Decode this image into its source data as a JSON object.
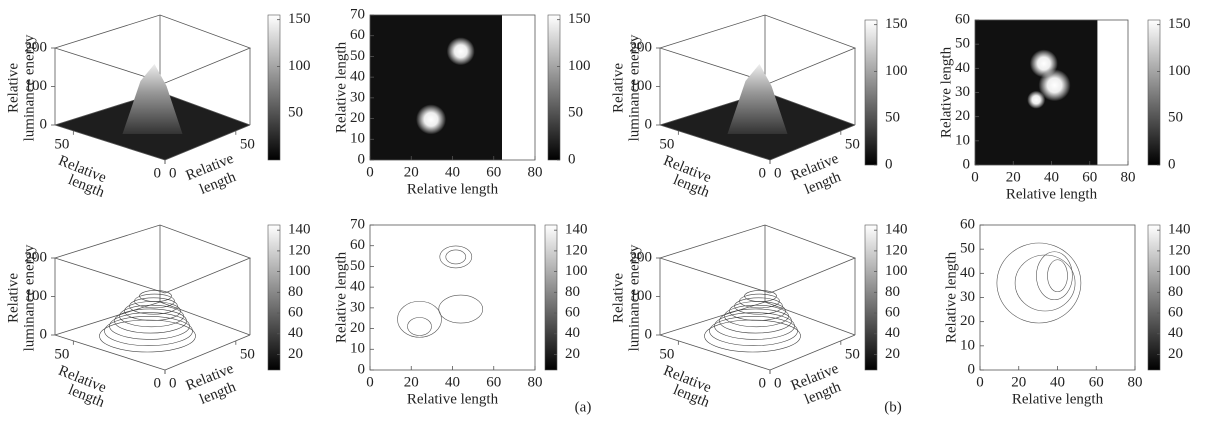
{
  "chart_data": [
    {
      "type": "surface3d",
      "zlabel": [
        "Relative",
        "luminance energy"
      ],
      "xlabel": [
        "Relative",
        "length"
      ],
      "ylabel": [
        "Relative",
        "length"
      ],
      "zlim": [
        0,
        200
      ],
      "zticks": [
        0,
        100,
        200
      ],
      "xlim": [
        0,
        60
      ],
      "xticks": [
        0,
        50
      ],
      "ylim": [
        0,
        60
      ],
      "yticks": [
        0,
        50
      ],
      "colorbar": {
        "lim": [
          0,
          155
        ],
        "ticks": [
          50,
          100,
          150
        ]
      }
    },
    {
      "type": "image",
      "xlabel": "Relative length",
      "ylabel": "Relative length",
      "xlim": [
        0,
        80
      ],
      "xticks": [
        0,
        20,
        40,
        60,
        80
      ],
      "ylim": [
        0,
        70
      ],
      "yticks": [
        0,
        10,
        20,
        30,
        40,
        50,
        60,
        70
      ],
      "colorbar": {
        "lim": [
          0,
          155
        ],
        "ticks": [
          0,
          50,
          100,
          150
        ]
      }
    },
    {
      "type": "surface3d",
      "zlabel": [
        "Relative",
        "luminance energy"
      ],
      "xlabel": [
        "Relative",
        "length"
      ],
      "ylabel": [
        "Relative",
        "length"
      ],
      "zlim": [
        0,
        200
      ],
      "zticks": [
        0,
        100,
        200
      ],
      "xlim": [
        0,
        60
      ],
      "xticks": [
        0,
        50
      ],
      "ylim": [
        0,
        60
      ],
      "yticks": [
        0,
        50
      ],
      "colorbar": {
        "lim": [
          0,
          155
        ],
        "ticks": [
          0,
          50,
          100,
          150
        ]
      }
    },
    {
      "type": "image",
      "xlabel": "Relative length",
      "ylabel": "Relative length",
      "xlim": [
        0,
        80
      ],
      "xticks": [
        0,
        20,
        40,
        60,
        80
      ],
      "ylim": [
        0,
        60
      ],
      "yticks": [
        0,
        10,
        20,
        30,
        40,
        50,
        60
      ],
      "colorbar": {
        "lim": [
          0,
          155
        ],
        "ticks": [
          0,
          50,
          100,
          150
        ]
      }
    },
    {
      "type": "contour3d",
      "zlabel": [
        "Relative",
        "luminance energy"
      ],
      "xlabel": [
        "Relative",
        "length"
      ],
      "ylabel": [
        "Relative",
        "length"
      ],
      "zlim": [
        0,
        200
      ],
      "zticks": [
        0,
        100,
        200
      ],
      "xlim": [
        0,
        60
      ],
      "xticks": [
        0,
        50
      ],
      "ylim": [
        0,
        60
      ],
      "yticks": [
        0,
        50
      ],
      "colorbar": {
        "lim": [
          5,
          145
        ],
        "ticks": [
          20,
          40,
          60,
          80,
          100,
          120,
          140
        ]
      }
    },
    {
      "type": "contour",
      "xlabel": "Relative length",
      "ylabel": "Relative length",
      "xlim": [
        0,
        80
      ],
      "xticks": [
        0,
        20,
        40,
        60,
        80
      ],
      "ylim": [
        0,
        70
      ],
      "yticks": [
        0,
        10,
        20,
        30,
        40,
        50,
        60,
        70
      ],
      "colorbar": {
        "lim": [
          5,
          145
        ],
        "ticks": [
          20,
          40,
          60,
          80,
          100,
          120,
          140
        ]
      }
    },
    {
      "type": "contour3d",
      "zlabel": [
        "Relative",
        "luminance energy"
      ],
      "xlabel": [
        "Relative",
        "length"
      ],
      "ylabel": [
        "Relative",
        "length"
      ],
      "zlim": [
        0,
        200
      ],
      "zticks": [
        0,
        100,
        200
      ],
      "xlim": [
        0,
        60
      ],
      "xticks": [
        0,
        50
      ],
      "ylim": [
        0,
        60
      ],
      "yticks": [
        0,
        50
      ],
      "colorbar": {
        "lim": [
          5,
          145
        ],
        "ticks": [
          20,
          40,
          60,
          80,
          100,
          120,
          140
        ]
      }
    },
    {
      "type": "contour",
      "xlabel": "Relative length",
      "ylabel": "Relative length",
      "xlim": [
        0,
        80
      ],
      "xticks": [
        0,
        20,
        40,
        60,
        80
      ],
      "ylim": [
        0,
        60
      ],
      "yticks": [
        0,
        10,
        20,
        30,
        40,
        50,
        60
      ],
      "colorbar": {
        "lim": [
          5,
          145
        ],
        "ticks": [
          20,
          40,
          60,
          80,
          100,
          120,
          140
        ]
      }
    }
  ],
  "captions": [
    "(a)",
    "(b)"
  ]
}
++++++
Exactly as written, return every line of the listing, but not the pictures.

Completed task
Decode this image into its source data as a JSON object.
{
  "chart_data": [
    {
      "type": "surface3d",
      "zlabel": [
        "Relative",
        "luminance energy"
      ],
      "xlabel": [
        "Relative",
        "length"
      ],
      "ylabel": [
        "Relative",
        "length"
      ],
      "zlim": [
        0,
        200
      ],
      "zticks": [
        0,
        100,
        200
      ],
      "xlim": [
        0,
        60
      ],
      "xticks": [
        0,
        50
      ],
      "ylim": [
        0,
        60
      ],
      "yticks": [
        0,
        50
      ],
      "colorbar": {
        "lim": [
          0,
          155
        ],
        "ticks": [
          50,
          100,
          150
        ]
      }
    },
    {
      "type": "image",
      "xlabel": "Relative length",
      "ylabel": "Relative length",
      "xlim": [
        0,
        80
      ],
      "xticks": [
        0,
        20,
        40,
        60,
        80
      ],
      "ylim": [
        0,
        70
      ],
      "yticks": [
        0,
        10,
        20,
        30,
        40,
        50,
        60,
        70
      ],
      "colorbar": {
        "lim": [
          0,
          155
        ],
        "ticks": [
          0,
          50,
          100,
          150
        ]
      }
    },
    {
      "type": "surface3d",
      "zlabel": [
        "Relative",
        "luminance energy"
      ],
      "xlabel": [
        "Relative",
        "length"
      ],
      "ylabel": [
        "Relative",
        "length"
      ],
      "zlim": [
        0,
        200
      ],
      "zticks": [
        0,
        100,
        200
      ],
      "xlim": [
        0,
        60
      ],
      "xticks": [
        0,
        50
      ],
      "ylim": [
        0,
        60
      ],
      "yticks": [
        0,
        50
      ],
      "colorbar": {
        "lim": [
          0,
          155
        ],
        "ticks": [
          0,
          50,
          100,
          150
        ]
      }
    },
    {
      "type": "image",
      "xlabel": "Relative length",
      "ylabel": "Relative length",
      "xlim": [
        0,
        80
      ],
      "xticks": [
        0,
        20,
        40,
        60,
        80
      ],
      "ylim": [
        0,
        60
      ],
      "yticks": [
        0,
        10,
        20,
        30,
        40,
        50,
        60
      ],
      "colorbar": {
        "lim": [
          0,
          155
        ],
        "ticks": [
          0,
          50,
          100,
          150
        ]
      }
    },
    {
      "type": "contour3d",
      "zlabel": [
        "Relative",
        "luminance energy"
      ],
      "xlabel": [
        "Relative",
        "length"
      ],
      "ylabel": [
        "Relative",
        "length"
      ],
      "zlim": [
        0,
        200
      ],
      "zticks": [
        0,
        100,
        200
      ],
      "xlim": [
        0,
        60
      ],
      "xticks": [
        0,
        50
      ],
      "ylim": [
        0,
        60
      ],
      "yticks": [
        0,
        50
      ],
      "colorbar": {
        "lim": [
          5,
          145
        ],
        "ticks": [
          20,
          40,
          60,
          80,
          100,
          120,
          140
        ]
      }
    },
    {
      "type": "contour",
      "xlabel": "Relative length",
      "ylabel": "Relative length",
      "xlim": [
        0,
        80
      ],
      "xticks": [
        0,
        20,
        40,
        60,
        80
      ],
      "ylim": [
        0,
        70
      ],
      "yticks": [
        0,
        10,
        20,
        30,
        40,
        50,
        60,
        70
      ],
      "colorbar": {
        "lim": [
          5,
          145
        ],
        "ticks": [
          20,
          40,
          60,
          80,
          100,
          120,
          140
        ]
      }
    },
    {
      "type": "contour3d",
      "zlabel": [
        "Relative",
        "luminance energy"
      ],
      "xlabel": [
        "Relative",
        "length"
      ],
      "ylabel": [
        "Relative",
        "length"
      ],
      "zlim": [
        0,
        200
      ],
      "zticks": [
        0,
        100,
        200
      ],
      "xlim": [
        0,
        60
      ],
      "xticks": [
        0,
        50
      ],
      "ylim": [
        0,
        60
      ],
      "yticks": [
        0,
        50
      ],
      "colorbar": {
        "lim": [
          5,
          145
        ],
        "ticks": [
          20,
          40,
          60,
          80,
          100,
          120,
          140
        ]
      }
    },
    {
      "type": "contour",
      "xlabel": "Relative length",
      "ylabel": "Relative length",
      "xlim": [
        0,
        80
      ],
      "xticks": [
        0,
        20,
        40,
        60,
        80
      ],
      "ylim": [
        0,
        60
      ],
      "yticks": [
        0,
        10,
        20,
        30,
        40,
        50,
        60
      ],
      "colorbar": {
        "lim": [
          5,
          145
        ],
        "ticks": [
          20,
          40,
          60,
          80,
          100,
          120,
          140
        ]
      }
    }
  ],
  "captions": [
    "(a)",
    "(b)"
  ]
}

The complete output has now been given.